▼

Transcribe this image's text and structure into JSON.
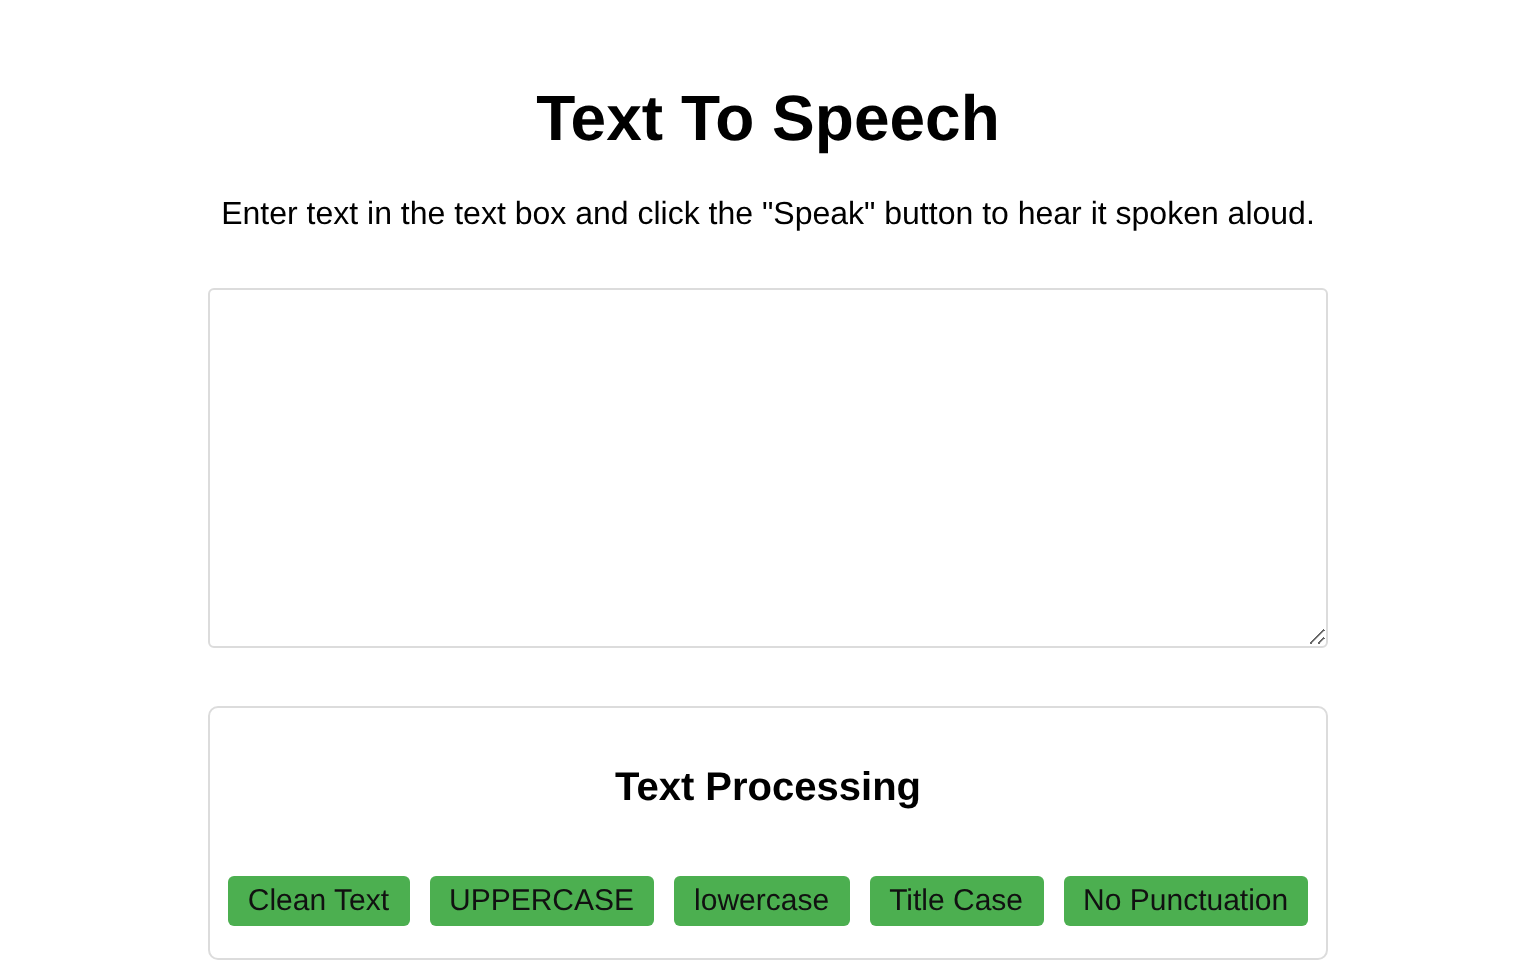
{
  "title": "Text To Speech",
  "instructions": "Enter text in the text box and click the \"Speak\" button to hear it spoken aloud.",
  "processing": {
    "heading": "Text Processing",
    "buttons": [
      "Clean Text",
      "UPPERCASE",
      "lowercase",
      "Title Case",
      "No Punctuation"
    ]
  }
}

▲

▶ _The request_:
Make an exact copy of all the material, but keep the pictures out of it.

▶ _Result for this exercise_:
Transcribe this image's text and structure into JSON.
{
  "title": "Text To Speech",
  "instructions": "Enter text in the text box and click the \"Speak\" button to hear it spoken aloud.",
  "processing": {
    "heading": "Text Processing",
    "buttons": [
      "Clean Text",
      "UPPERCASE",
      "lowercase",
      "Title Case",
      "No Punctuation"
    ]
  }
}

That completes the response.